§ **GOAL**
Your job is to restate each entry word for word.
|---|
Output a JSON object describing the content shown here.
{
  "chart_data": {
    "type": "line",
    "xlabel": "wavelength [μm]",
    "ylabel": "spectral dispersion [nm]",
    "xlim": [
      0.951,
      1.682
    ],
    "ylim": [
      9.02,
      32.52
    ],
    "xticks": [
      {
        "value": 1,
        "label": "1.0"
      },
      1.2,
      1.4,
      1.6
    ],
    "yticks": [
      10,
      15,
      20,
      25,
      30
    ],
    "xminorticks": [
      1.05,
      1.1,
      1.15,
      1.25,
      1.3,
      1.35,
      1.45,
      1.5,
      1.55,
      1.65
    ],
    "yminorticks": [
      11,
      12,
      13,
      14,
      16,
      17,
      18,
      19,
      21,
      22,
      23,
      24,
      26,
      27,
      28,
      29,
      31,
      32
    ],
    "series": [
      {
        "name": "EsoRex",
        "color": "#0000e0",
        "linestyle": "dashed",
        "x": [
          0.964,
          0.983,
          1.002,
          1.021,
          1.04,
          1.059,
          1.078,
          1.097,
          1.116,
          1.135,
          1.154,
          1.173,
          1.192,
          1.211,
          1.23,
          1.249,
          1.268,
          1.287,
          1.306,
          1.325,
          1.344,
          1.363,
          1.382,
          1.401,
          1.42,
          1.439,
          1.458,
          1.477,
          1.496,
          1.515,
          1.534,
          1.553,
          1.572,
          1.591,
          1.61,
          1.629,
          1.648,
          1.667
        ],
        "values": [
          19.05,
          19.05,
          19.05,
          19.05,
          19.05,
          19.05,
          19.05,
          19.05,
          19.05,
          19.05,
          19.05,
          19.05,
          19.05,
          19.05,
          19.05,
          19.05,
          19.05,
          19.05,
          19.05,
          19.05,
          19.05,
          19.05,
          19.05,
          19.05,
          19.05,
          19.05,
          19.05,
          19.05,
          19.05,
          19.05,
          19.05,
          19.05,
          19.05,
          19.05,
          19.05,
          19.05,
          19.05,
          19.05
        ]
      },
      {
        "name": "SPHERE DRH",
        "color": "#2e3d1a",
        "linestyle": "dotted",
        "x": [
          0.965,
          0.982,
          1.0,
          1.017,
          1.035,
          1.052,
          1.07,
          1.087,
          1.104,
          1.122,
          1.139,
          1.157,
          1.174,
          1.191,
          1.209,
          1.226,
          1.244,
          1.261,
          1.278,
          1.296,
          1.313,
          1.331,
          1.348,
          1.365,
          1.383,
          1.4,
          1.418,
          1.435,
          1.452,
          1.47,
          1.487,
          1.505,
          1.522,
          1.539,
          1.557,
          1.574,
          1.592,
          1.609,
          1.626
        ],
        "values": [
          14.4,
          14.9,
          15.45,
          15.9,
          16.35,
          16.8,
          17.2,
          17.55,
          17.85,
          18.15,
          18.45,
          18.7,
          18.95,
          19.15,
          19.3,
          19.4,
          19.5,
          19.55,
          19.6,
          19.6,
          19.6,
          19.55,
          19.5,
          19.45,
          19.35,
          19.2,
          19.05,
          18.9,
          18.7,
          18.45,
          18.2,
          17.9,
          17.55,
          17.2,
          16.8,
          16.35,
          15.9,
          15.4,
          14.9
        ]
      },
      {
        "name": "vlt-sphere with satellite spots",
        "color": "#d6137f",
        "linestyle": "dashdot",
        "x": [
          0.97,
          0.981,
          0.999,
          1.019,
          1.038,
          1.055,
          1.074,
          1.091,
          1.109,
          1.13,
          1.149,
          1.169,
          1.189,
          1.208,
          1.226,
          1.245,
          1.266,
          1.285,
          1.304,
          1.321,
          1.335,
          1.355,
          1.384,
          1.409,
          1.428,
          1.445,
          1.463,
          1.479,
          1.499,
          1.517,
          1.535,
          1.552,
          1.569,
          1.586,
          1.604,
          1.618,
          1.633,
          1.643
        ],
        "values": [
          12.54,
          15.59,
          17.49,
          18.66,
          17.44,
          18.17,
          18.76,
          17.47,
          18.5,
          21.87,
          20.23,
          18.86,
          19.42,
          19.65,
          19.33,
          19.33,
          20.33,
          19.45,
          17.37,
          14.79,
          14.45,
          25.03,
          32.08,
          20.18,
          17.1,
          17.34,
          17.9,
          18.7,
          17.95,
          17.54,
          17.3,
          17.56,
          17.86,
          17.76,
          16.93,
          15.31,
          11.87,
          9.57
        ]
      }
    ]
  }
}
|---|
§ **EXERCISE SOLUTION**
Output a JSON object describing the content shown here.
{
  "chart_data": {
    "type": "line",
    "xlabel": "wavelength [μm]",
    "ylabel": "spectral dispersion [nm]",
    "xlim": [
      0.951,
      1.682
    ],
    "ylim": [
      9.02,
      32.52
    ],
    "xticks": [
      {
        "value": 1,
        "label": "1.0"
      },
      1.2,
      1.4,
      1.6
    ],
    "yticks": [
      10,
      15,
      20,
      25,
      30
    ],
    "xminorticks": [
      1.05,
      1.1,
      1.15,
      1.25,
      1.3,
      1.35,
      1.45,
      1.5,
      1.55,
      1.65
    ],
    "yminorticks": [
      11,
      12,
      13,
      14,
      16,
      17,
      18,
      19,
      21,
      22,
      23,
      24,
      26,
      27,
      28,
      29,
      31,
      32
    ],
    "series": [
      {
        "name": "EsoRex",
        "color": "#0000e0",
        "linestyle": "dashed",
        "x": [
          0.964,
          0.983,
          1.002,
          1.021,
          1.04,
          1.059,
          1.078,
          1.097,
          1.116,
          1.135,
          1.154,
          1.173,
          1.192,
          1.211,
          1.23,
          1.249,
          1.268,
          1.287,
          1.306,
          1.325,
          1.344,
          1.363,
          1.382,
          1.401,
          1.42,
          1.439,
          1.458,
          1.477,
          1.496,
          1.515,
          1.534,
          1.553,
          1.572,
          1.591,
          1.61,
          1.629,
          1.648,
          1.667
        ],
        "values": [
          19.05,
          19.05,
          19.05,
          19.05,
          19.05,
          19.05,
          19.05,
          19.05,
          19.05,
          19.05,
          19.05,
          19.05,
          19.05,
          19.05,
          19.05,
          19.05,
          19.05,
          19.05,
          19.05,
          19.05,
          19.05,
          19.05,
          19.05,
          19.05,
          19.05,
          19.05,
          19.05,
          19.05,
          19.05,
          19.05,
          19.05,
          19.05,
          19.05,
          19.05,
          19.05,
          19.05,
          19.05,
          19.05
        ]
      },
      {
        "name": "SPHERE DRH",
        "color": "#2e3d1a",
        "linestyle": "dotted",
        "x": [
          0.965,
          0.982,
          1.0,
          1.017,
          1.035,
          1.052,
          1.07,
          1.087,
          1.104,
          1.122,
          1.139,
          1.157,
          1.174,
          1.191,
          1.209,
          1.226,
          1.244,
          1.261,
          1.278,
          1.296,
          1.313,
          1.331,
          1.348,
          1.365,
          1.383,
          1.4,
          1.418,
          1.435,
          1.452,
          1.47,
          1.487,
          1.505,
          1.522,
          1.539,
          1.557,
          1.574,
          1.592,
          1.609,
          1.626
        ],
        "values": [
          14.4,
          14.9,
          15.45,
          15.9,
          16.35,
          16.8,
          17.2,
          17.55,
          17.85,
          18.15,
          18.45,
          18.7,
          18.95,
          19.15,
          19.3,
          19.4,
          19.5,
          19.55,
          19.6,
          19.6,
          19.6,
          19.55,
          19.5,
          19.45,
          19.35,
          19.2,
          19.05,
          18.9,
          18.7,
          18.45,
          18.2,
          17.9,
          17.55,
          17.2,
          16.8,
          16.35,
          15.9,
          15.4,
          14.9
        ]
      },
      {
        "name": "vlt-sphere with satellite spots",
        "color": "#d6137f",
        "linestyle": "dashdot",
        "x": [
          0.97,
          0.981,
          0.999,
          1.019,
          1.038,
          1.055,
          1.074,
          1.091,
          1.109,
          1.13,
          1.149,
          1.169,
          1.189,
          1.208,
          1.226,
          1.245,
          1.266,
          1.285,
          1.304,
          1.321,
          1.335,
          1.355,
          1.384,
          1.409,
          1.428,
          1.445,
          1.463,
          1.479,
          1.499,
          1.517,
          1.535,
          1.552,
          1.569,
          1.586,
          1.604,
          1.618,
          1.633,
          1.643
        ],
        "values": [
          12.54,
          15.59,
          17.49,
          18.66,
          17.44,
          18.17,
          18.76,
          17.47,
          18.5,
          21.87,
          20.23,
          18.86,
          19.42,
          19.65,
          19.33,
          19.33,
          20.33,
          19.45,
          17.37,
          14.79,
          14.45,
          25.03,
          32.08,
          20.18,
          17.1,
          17.34,
          17.9,
          18.7,
          17.95,
          17.54,
          17.3,
          17.56,
          17.86,
          17.76,
          16.93,
          15.31,
          11.87,
          9.57
        ]
      }
    ]
  }
}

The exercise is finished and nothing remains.